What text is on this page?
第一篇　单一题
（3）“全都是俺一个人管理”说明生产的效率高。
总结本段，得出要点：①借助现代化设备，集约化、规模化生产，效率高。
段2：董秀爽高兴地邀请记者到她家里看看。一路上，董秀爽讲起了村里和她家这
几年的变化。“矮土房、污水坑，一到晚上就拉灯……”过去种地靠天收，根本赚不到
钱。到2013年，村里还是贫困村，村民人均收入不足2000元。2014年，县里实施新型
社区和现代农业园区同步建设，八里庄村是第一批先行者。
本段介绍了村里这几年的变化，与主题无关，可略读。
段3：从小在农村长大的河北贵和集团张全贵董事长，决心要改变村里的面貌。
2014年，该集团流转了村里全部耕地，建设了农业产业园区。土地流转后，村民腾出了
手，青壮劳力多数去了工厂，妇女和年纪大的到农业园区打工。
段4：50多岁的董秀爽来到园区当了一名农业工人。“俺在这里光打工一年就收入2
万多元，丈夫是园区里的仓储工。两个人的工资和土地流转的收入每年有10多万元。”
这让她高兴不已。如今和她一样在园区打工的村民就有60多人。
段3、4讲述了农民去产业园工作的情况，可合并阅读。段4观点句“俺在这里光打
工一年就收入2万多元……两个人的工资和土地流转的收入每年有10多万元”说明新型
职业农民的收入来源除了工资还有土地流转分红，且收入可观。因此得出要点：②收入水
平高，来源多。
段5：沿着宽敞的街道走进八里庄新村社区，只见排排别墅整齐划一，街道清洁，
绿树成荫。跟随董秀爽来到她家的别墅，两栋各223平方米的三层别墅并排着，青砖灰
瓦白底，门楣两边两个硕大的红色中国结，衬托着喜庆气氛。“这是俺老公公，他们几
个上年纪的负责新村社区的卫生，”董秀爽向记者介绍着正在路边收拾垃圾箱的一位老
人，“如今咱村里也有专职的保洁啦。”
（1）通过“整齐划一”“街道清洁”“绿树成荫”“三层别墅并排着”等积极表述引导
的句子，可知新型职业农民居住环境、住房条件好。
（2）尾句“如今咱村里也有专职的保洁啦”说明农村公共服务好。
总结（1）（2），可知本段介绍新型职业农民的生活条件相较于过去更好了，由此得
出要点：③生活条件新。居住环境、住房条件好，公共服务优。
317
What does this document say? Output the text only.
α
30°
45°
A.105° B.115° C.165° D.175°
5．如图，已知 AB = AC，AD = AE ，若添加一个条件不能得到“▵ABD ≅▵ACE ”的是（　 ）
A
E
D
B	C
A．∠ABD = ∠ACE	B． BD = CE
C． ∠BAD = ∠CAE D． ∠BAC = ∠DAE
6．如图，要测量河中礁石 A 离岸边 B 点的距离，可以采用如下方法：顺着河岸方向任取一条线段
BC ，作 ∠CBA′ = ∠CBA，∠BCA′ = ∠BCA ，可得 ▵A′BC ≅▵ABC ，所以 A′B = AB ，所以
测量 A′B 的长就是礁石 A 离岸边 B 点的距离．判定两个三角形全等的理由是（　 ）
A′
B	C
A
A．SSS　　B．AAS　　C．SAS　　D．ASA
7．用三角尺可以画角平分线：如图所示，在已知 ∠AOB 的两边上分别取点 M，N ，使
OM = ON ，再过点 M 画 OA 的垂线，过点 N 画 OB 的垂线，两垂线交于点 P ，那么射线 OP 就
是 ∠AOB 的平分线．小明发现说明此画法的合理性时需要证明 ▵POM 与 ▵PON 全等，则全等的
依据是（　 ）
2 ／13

## Objective
Give the number of lines where the string "点的距离" occurs, without any further text.

## Solution to this exercise
2